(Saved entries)
****************************************

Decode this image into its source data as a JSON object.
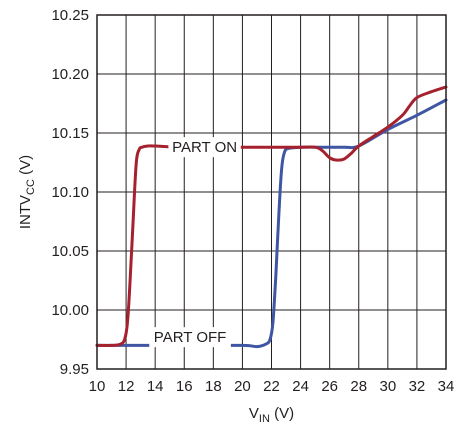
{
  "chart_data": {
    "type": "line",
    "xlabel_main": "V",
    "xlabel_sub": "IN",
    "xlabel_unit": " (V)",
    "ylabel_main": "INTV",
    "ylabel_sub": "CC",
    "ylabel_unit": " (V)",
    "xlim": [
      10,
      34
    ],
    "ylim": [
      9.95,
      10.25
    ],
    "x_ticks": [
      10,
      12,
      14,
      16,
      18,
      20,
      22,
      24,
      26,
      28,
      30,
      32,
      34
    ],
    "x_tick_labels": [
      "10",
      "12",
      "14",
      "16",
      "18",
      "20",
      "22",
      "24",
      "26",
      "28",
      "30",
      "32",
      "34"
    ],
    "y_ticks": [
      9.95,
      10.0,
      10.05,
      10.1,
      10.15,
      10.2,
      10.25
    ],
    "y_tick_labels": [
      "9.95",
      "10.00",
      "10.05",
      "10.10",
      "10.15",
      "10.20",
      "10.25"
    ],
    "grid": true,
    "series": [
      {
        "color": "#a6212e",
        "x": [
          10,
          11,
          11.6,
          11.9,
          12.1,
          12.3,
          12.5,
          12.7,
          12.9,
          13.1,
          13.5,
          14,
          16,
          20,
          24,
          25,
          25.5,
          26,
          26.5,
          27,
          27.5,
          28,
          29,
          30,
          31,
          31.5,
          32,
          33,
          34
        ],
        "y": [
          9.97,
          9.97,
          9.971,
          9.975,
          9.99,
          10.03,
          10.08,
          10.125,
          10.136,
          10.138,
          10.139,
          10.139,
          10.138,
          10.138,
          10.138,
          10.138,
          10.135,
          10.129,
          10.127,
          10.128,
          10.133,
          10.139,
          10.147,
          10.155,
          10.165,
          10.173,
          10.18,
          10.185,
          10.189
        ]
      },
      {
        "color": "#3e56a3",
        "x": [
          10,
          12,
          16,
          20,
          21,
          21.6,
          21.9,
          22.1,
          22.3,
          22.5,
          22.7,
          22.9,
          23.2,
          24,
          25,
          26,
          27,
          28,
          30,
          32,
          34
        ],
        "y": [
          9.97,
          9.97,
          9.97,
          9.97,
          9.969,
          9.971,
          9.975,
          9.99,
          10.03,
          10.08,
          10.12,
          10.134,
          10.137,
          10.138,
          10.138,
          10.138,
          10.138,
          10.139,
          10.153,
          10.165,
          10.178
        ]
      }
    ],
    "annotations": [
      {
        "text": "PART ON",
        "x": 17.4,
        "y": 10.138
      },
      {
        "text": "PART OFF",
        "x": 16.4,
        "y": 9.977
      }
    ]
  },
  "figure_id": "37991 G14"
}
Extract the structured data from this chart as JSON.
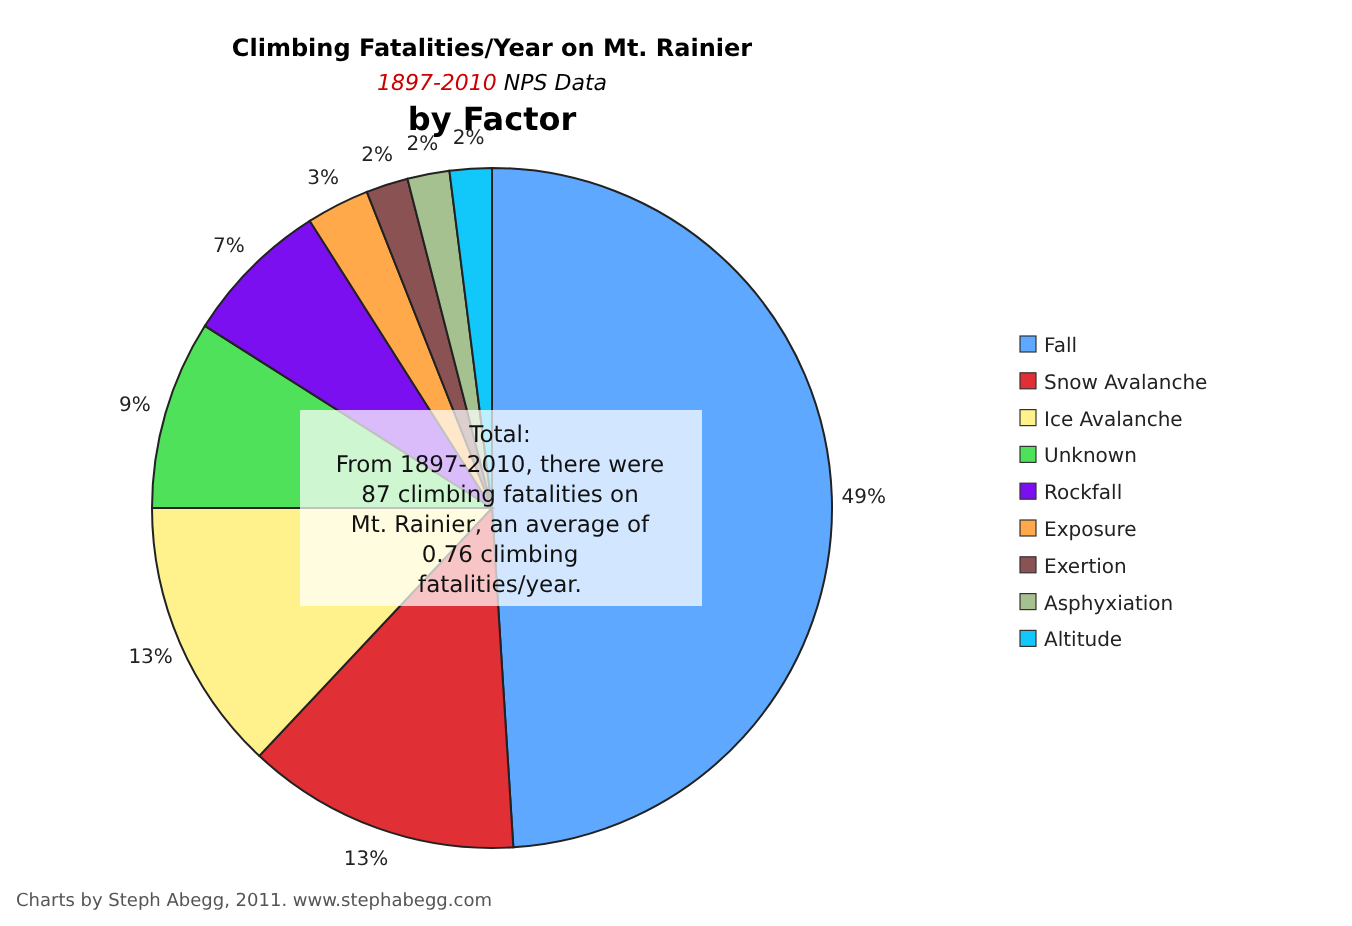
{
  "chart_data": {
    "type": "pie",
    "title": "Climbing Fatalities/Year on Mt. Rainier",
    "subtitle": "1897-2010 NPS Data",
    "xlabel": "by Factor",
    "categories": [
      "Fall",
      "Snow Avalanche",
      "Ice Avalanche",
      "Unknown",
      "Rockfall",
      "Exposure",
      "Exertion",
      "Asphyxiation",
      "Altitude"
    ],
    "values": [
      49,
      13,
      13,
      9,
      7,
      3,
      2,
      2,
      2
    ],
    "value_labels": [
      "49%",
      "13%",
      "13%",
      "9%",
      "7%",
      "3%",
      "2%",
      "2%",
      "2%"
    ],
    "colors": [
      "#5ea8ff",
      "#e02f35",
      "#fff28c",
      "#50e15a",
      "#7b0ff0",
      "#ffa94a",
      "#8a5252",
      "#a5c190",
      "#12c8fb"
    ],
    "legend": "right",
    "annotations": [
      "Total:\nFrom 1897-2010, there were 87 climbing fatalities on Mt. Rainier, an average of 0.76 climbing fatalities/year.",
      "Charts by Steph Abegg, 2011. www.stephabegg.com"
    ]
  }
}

****************************************

WHAT THE EXERCISE ASKS » Pick out and copy the lines of the entries that hold the string "JSON".

COMPLETED EXERCISE »
Decode this image into its source data as a JSON object.
Extract the structured data from this chart as JSON.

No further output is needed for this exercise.